> **Stated problem**: Quote every line of the data below as it stands, omitting pictures.

> **Extracted data**:
[start]

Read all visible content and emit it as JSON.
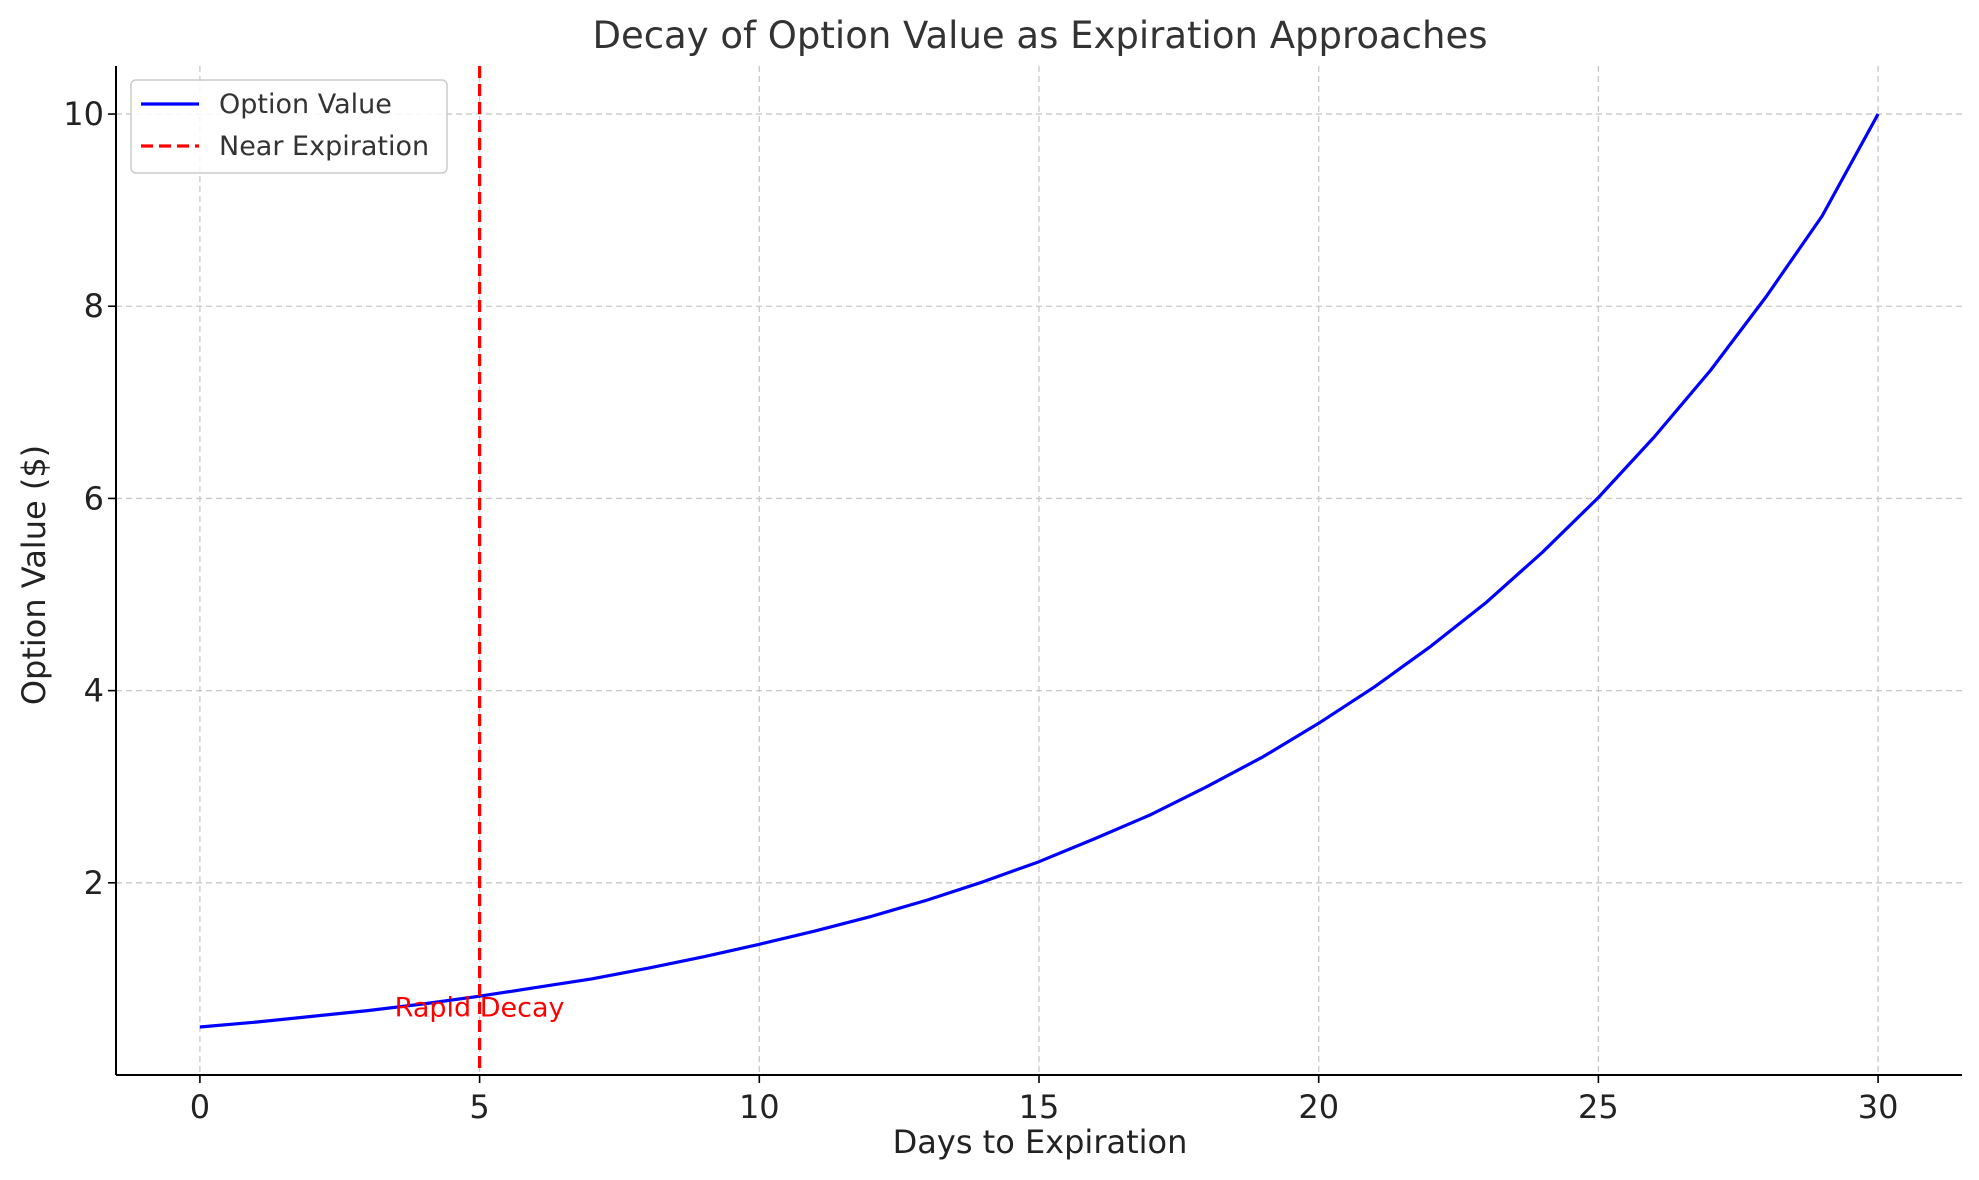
{
  "chart_data": {
    "type": "line",
    "title": "Decay of Option Value as Expiration Approaches",
    "xlabel": "Days to Expiration",
    "ylabel": "Option Value ($)",
    "xlim": [
      -1.5,
      31.5
    ],
    "ylim": [
      0,
      10.5
    ],
    "x_ticks": [
      0,
      5,
      10,
      15,
      20,
      25,
      30
    ],
    "y_ticks": [
      2,
      4,
      6,
      8,
      10
    ],
    "grid": true,
    "legend_position": "top-left",
    "series": [
      {
        "name": "Option Value",
        "color": "#0000ff",
        "style": "solid",
        "x": [
          0,
          1,
          2,
          3,
          4,
          5,
          6,
          7,
          8,
          9,
          10,
          11,
          12,
          13,
          14,
          15,
          16,
          17,
          18,
          19,
          20,
          21,
          22,
          23,
          24,
          25,
          26,
          27,
          28,
          29,
          30
        ],
        "values": [
          0.5,
          0.55,
          0.61,
          0.67,
          0.74,
          0.82,
          0.91,
          1.0,
          1.11,
          1.23,
          1.36,
          1.5,
          1.65,
          1.82,
          2.01,
          2.22,
          2.46,
          2.71,
          3.0,
          3.31,
          3.66,
          4.04,
          4.46,
          4.92,
          5.44,
          6.01,
          6.64,
          7.33,
          8.1,
          8.94,
          10.0
        ]
      }
    ],
    "vlines": [
      {
        "name": "Near Expiration",
        "x": 5,
        "color": "#ff0000",
        "style": "dashed"
      }
    ],
    "annotations": [
      {
        "text": "Rapid Decay",
        "x": 5,
        "y": 0.7,
        "color": "#ff0000"
      }
    ]
  }
}
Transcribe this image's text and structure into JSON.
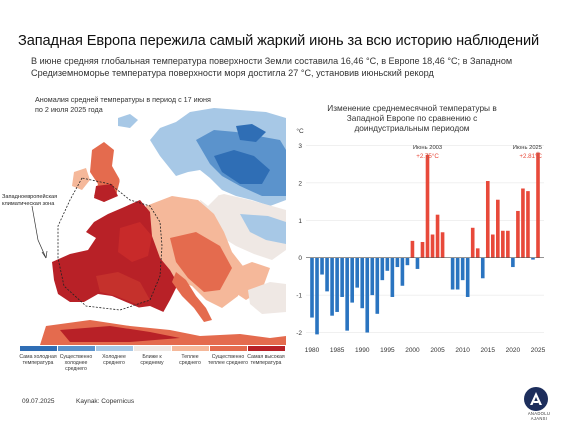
{
  "header": {
    "title": "Западная Европа пережила самый жаркий июнь за всю историю наблюдений",
    "subtitle": "В июне средняя глобальная температура поверхности Земли составила 16,46 °C, в Европе 18,46 °C; в Западном Средиземноморье температура поверхности моря достигла 27 °C, установив июньский рекорд"
  },
  "map": {
    "title": "Аномалия средней температуры в период с 17 июня по 2 июля 2025 года",
    "zone_label": "Западноевропейская климатическая зона"
  },
  "legend": [
    {
      "label": "Сама холодная температура",
      "color": "#2f6eb5"
    },
    {
      "label": "Существенно холоднее среднего",
      "color": "#5b93cc"
    },
    {
      "label": "Холоднее среднего",
      "color": "#a7c8e6"
    },
    {
      "label": "Ближе к среднему",
      "color": "#efe8e4"
    },
    {
      "label": "Теплее среднего",
      "color": "#f5b89a"
    },
    {
      "label": "Существенно теплее среднего",
      "color": "#e46b4e"
    },
    {
      "label": "Самая высокая температура",
      "color": "#b82127"
    }
  ],
  "footer": {
    "date": "09.07.2025",
    "source": "Kaynak: Copernicus",
    "logo_text": "ANADOLU AJANSI"
  },
  "chart_data": {
    "type": "bar",
    "title": "Изменение среднемесячной температуры в Западной Европе по сравнению с доиндустриальным периодом",
    "ylabel": "°C",
    "ylim": [
      -2.2,
      3.2
    ],
    "yticks": [
      3,
      2,
      1,
      0,
      -1,
      -2
    ],
    "xticks": [
      1980,
      1985,
      1990,
      1995,
      2000,
      2005,
      2010,
      2015,
      2020,
      2025
    ],
    "x": [
      1980,
      1981,
      1982,
      1983,
      1984,
      1985,
      1986,
      1987,
      1988,
      1989,
      1990,
      1991,
      1992,
      1993,
      1994,
      1995,
      1996,
      1997,
      1998,
      1999,
      2000,
      2001,
      2002,
      2003,
      2004,
      2005,
      2006,
      2007,
      2008,
      2009,
      2010,
      2011,
      2012,
      2013,
      2014,
      2015,
      2016,
      2017,
      2018,
      2019,
      2020,
      2021,
      2022,
      2023,
      2024,
      2025
    ],
    "values": [
      -1.6,
      -2.05,
      -0.45,
      -0.9,
      -1.55,
      -1.45,
      -1.05,
      -1.95,
      -1.2,
      -0.8,
      -1.35,
      -2.0,
      -1.0,
      -1.5,
      -0.6,
      -0.35,
      -1.05,
      -0.25,
      -0.75,
      -0.2,
      0.45,
      -0.3,
      0.42,
      2.75,
      0.62,
      1.15,
      0.68,
      0.0,
      -0.85,
      -0.85,
      -0.6,
      -1.05,
      0.8,
      0.25,
      -0.55,
      2.05,
      0.62,
      1.55,
      0.72,
      0.72,
      -0.25,
      1.25,
      1.85,
      1.78,
      -0.05,
      2.81
    ],
    "colors": {
      "positive": "#e8493a",
      "negative": "#2a74c0"
    },
    "annotations": [
      {
        "x": 2003,
        "title": "Июнь 2003",
        "value_text": "+2.75°C"
      },
      {
        "x": 2025,
        "title": "Июнь 2025",
        "value_text": "+2.81°C"
      }
    ]
  }
}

[end]

> **Exercise answer**:
Read all visible content and emit it as JSON.
{
  "chart_data": {
    "type": "line",
    "title": "Decay of Option Value as Expiration Approaches",
    "xlabel": "Days to Expiration",
    "ylabel": "Option Value ($)",
    "xlim": [
      -1.5,
      31.5
    ],
    "ylim": [
      0,
      10.5
    ],
    "x_ticks": [
      0,
      5,
      10,
      15,
      20,
      25,
      30
    ],
    "y_ticks": [
      2,
      4,
      6,
      8,
      10
    ],
    "grid": true,
    "legend_position": "top-left",
    "series": [
      {
        "name": "Option Value",
        "color": "#0000ff",
        "style": "solid",
        "x": [
          0,
          1,
          2,
          3,
          4,
          5,
          6,
          7,
          8,
          9,
          10,
          11,
          12,
          13,
          14,
          15,
          16,
          17,
          18,
          19,
          20,
          21,
          22,
          23,
          24,
          25,
          26,
          27,
          28,
          29,
          30
        ],
        "values": [
          0.5,
          0.55,
          0.61,
          0.67,
          0.74,
          0.82,
          0.91,
          1.0,
          1.11,
          1.23,
          1.36,
          1.5,
          1.65,
          1.82,
          2.01,
          2.22,
          2.46,
          2.71,
          3.0,
          3.31,
          3.66,
          4.04,
          4.46,
          4.92,
          5.44,
          6.01,
          6.64,
          7.33,
          8.1,
          8.94,
          10.0
        ]
      }
    ],
    "vlines": [
      {
        "name": "Near Expiration",
        "x": 5,
        "color": "#ff0000",
        "style": "dashed"
      }
    ],
    "annotations": [
      {
        "text": "Rapid Decay",
        "x": 5,
        "y": 0.7,
        "color": "#ff0000"
      }
    ]
  }
}
Transcribe this image's text and structure into JSON.
{
  "header": {
    "title": "Западная Европа пережила самый жаркий июнь за всю историю наблюдений",
    "subtitle": "В июне средняя глобальная температура поверхности Земли составила 16,46 °C, в Европе 18,46 °C; в Западном Средиземноморье температура поверхности моря достигла 27 °C, установив июньский рекорд"
  },
  "map": {
    "title": "Аномалия средней температуры в период с 17 июня по 2 июля 2025 года",
    "zone_label": "Западноевропейская климатическая зона"
  },
  "legend": [
    {
      "label": "Сама холодная температура",
      "color": "#2f6eb5"
    },
    {
      "label": "Существенно холоднее среднего",
      "color": "#5b93cc"
    },
    {
      "label": "Холоднее среднего",
      "color": "#a7c8e6"
    },
    {
      "label": "Ближе к среднему",
      "color": "#efe8e4"
    },
    {
      "label": "Теплее среднего",
      "color": "#f5b89a"
    },
    {
      "label": "Существенно теплее среднего",
      "color": "#e46b4e"
    },
    {
      "label": "Самая высокая температура",
      "color": "#b82127"
    }
  ],
  "footer": {
    "date": "09.07.2025",
    "source": "Kaynak: Copernicus",
    "logo_text": "ANADOLU AJANSI"
  },
  "chart_data": {
    "type": "bar",
    "title": "Изменение среднемесячной температуры в Западной Европе по сравнению с доиндустриальным периодом",
    "ylabel": "°C",
    "ylim": [
      -2.2,
      3.2
    ],
    "yticks": [
      3,
      2,
      1,
      0,
      -1,
      -2
    ],
    "xticks": [
      1980,
      1985,
      1990,
      1995,
      2000,
      2005,
      2010,
      2015,
      2020,
      2025
    ],
    "x": [
      1980,
      1981,
      1982,
      1983,
      1984,
      1985,
      1986,
      1987,
      1988,
      1989,
      1990,
      1991,
      1992,
      1993,
      1994,
      1995,
      1996,
      1997,
      1998,
      1999,
      2000,
      2001,
      2002,
      2003,
      2004,
      2005,
      2006,
      2007,
      2008,
      2009,
      2010,
      2011,
      2012,
      2013,
      2014,
      2015,
      2016,
      2017,
      2018,
      2019,
      2020,
      2021,
      2022,
      2023,
      2024,
      2025
    ],
    "values": [
      -1.6,
      -2.05,
      -0.45,
      -0.9,
      -1.55,
      -1.45,
      -1.05,
      -1.95,
      -1.2,
      -0.8,
      -1.35,
      -2.0,
      -1.0,
      -1.5,
      -0.6,
      -0.35,
      -1.05,
      -0.25,
      -0.75,
      -0.2,
      0.45,
      -0.3,
      0.42,
      2.75,
      0.62,
      1.15,
      0.68,
      0.0,
      -0.85,
      -0.85,
      -0.6,
      -1.05,
      0.8,
      0.25,
      -0.55,
      2.05,
      0.62,
      1.55,
      0.72,
      0.72,
      -0.25,
      1.25,
      1.85,
      1.78,
      -0.05,
      2.81
    ],
    "colors": {
      "positive": "#e8493a",
      "negative": "#2a74c0"
    },
    "annotations": [
      {
        "x": 2003,
        "title": "Июнь 2003",
        "value_text": "+2.75°C"
      },
      {
        "x": 2025,
        "title": "Июнь 2025",
        "value_text": "+2.81°C"
      }
    ]
  }
}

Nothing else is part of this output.